═══ Records for processing ═══
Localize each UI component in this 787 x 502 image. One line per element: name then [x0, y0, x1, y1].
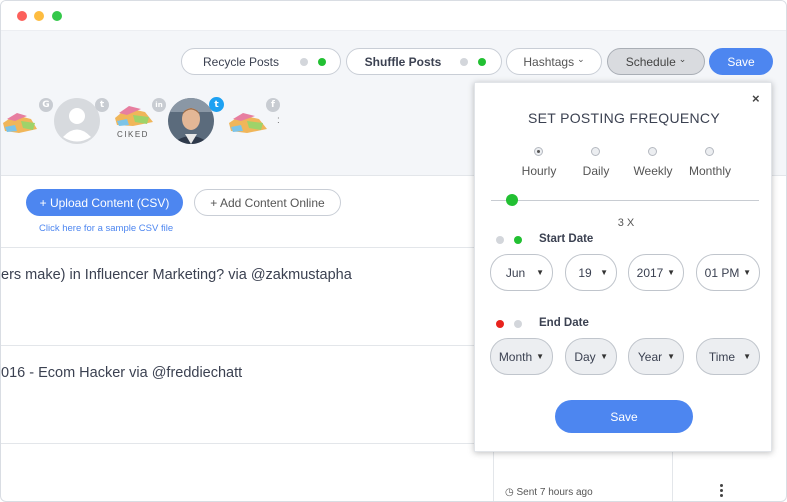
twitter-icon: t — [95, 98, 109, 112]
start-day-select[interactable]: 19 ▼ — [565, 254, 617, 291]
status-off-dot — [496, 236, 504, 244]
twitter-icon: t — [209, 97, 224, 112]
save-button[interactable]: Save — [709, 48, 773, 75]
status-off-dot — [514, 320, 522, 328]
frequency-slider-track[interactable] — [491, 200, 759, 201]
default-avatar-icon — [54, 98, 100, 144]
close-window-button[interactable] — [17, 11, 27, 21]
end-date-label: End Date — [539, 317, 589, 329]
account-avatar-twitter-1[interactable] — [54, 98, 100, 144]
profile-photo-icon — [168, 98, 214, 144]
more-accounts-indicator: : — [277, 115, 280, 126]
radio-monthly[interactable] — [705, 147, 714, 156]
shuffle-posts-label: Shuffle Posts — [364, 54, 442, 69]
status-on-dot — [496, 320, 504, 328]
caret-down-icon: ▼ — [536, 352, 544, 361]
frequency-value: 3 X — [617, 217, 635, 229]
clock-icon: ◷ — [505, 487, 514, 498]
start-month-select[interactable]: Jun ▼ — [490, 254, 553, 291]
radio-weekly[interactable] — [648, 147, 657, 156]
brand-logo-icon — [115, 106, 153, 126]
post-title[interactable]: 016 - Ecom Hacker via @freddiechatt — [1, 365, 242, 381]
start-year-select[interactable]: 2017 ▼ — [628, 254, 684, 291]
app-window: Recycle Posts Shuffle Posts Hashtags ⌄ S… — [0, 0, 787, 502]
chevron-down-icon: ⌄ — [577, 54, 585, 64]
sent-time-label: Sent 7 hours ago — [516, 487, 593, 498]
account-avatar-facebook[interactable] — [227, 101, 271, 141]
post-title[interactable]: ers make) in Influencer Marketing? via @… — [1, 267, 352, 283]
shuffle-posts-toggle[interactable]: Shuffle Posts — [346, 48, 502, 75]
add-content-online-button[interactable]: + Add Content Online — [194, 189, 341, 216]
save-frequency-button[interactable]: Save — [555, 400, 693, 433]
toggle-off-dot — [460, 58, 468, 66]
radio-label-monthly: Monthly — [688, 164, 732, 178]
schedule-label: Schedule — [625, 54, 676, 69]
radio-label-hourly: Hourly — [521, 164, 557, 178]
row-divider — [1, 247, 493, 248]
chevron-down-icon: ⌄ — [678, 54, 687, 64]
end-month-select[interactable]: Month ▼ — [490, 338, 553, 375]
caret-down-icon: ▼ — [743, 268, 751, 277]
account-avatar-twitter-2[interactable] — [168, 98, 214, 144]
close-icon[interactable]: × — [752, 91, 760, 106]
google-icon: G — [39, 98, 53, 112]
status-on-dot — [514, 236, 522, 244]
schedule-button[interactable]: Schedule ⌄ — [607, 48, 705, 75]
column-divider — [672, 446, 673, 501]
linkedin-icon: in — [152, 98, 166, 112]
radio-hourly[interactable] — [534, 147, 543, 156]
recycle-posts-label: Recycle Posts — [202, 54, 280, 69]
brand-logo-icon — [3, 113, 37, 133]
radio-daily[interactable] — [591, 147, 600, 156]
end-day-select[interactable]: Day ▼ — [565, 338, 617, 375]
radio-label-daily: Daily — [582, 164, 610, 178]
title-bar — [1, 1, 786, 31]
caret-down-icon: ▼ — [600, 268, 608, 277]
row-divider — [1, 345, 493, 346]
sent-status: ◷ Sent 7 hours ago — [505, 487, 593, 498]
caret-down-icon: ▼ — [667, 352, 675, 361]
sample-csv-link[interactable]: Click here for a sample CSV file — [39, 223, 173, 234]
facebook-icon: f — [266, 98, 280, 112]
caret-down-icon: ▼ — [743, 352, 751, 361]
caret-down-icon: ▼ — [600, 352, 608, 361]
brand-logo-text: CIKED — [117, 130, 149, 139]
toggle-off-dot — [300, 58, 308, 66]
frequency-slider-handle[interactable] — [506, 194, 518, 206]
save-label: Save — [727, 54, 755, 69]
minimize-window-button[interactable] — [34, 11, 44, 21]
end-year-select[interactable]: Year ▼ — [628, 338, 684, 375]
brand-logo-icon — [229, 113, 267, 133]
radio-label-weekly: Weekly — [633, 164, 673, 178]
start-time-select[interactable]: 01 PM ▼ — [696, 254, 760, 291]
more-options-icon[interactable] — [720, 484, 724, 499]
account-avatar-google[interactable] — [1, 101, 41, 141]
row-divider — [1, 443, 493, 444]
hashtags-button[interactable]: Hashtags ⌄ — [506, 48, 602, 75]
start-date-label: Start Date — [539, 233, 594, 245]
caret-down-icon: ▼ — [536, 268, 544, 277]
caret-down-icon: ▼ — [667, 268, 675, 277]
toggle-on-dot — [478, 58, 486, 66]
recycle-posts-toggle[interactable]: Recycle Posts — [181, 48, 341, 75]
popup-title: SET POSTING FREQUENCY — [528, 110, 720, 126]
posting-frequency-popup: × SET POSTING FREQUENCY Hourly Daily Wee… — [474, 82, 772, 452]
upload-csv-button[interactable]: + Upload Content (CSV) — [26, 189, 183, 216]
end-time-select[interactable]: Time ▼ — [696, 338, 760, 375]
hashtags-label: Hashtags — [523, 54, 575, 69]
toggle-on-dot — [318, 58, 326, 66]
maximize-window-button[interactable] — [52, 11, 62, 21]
═══
Problem statement -
Copy out verbatim every line of the listing from the one containing "twitter-icon: t — [95, 98, 109, 112]" down to the one containing "clock-icon: ◷ — [505, 487, 514, 498]", both of those lines included.

Exercise result -
twitter-icon: t — [95, 98, 109, 112]
start-day-select[interactable]: 19 ▼ — [565, 254, 617, 291]
status-off-dot — [496, 236, 504, 244]
twitter-icon: t — [209, 97, 224, 112]
save-button[interactable]: Save — [709, 48, 773, 75]
status-off-dot — [514, 320, 522, 328]
frequency-slider-track[interactable] — [491, 200, 759, 201]
default-avatar-icon — [54, 98, 100, 144]
close-window-button[interactable] — [17, 11, 27, 21]
end-date-label: End Date — [539, 317, 589, 329]
account-avatar-twitter-1[interactable] — [54, 98, 100, 144]
profile-photo-icon — [168, 98, 214, 144]
more-accounts-indicator: : — [277, 115, 280, 126]
radio-monthly[interactable] — [705, 147, 714, 156]
shuffle-posts-label: Shuffle Posts — [364, 54, 442, 69]
status-on-dot — [496, 320, 504, 328]
caret-down-icon: ▼ — [536, 352, 544, 361]
frequency-value: 3 X — [617, 217, 635, 229]
clock-icon: ◷ — [505, 487, 514, 498]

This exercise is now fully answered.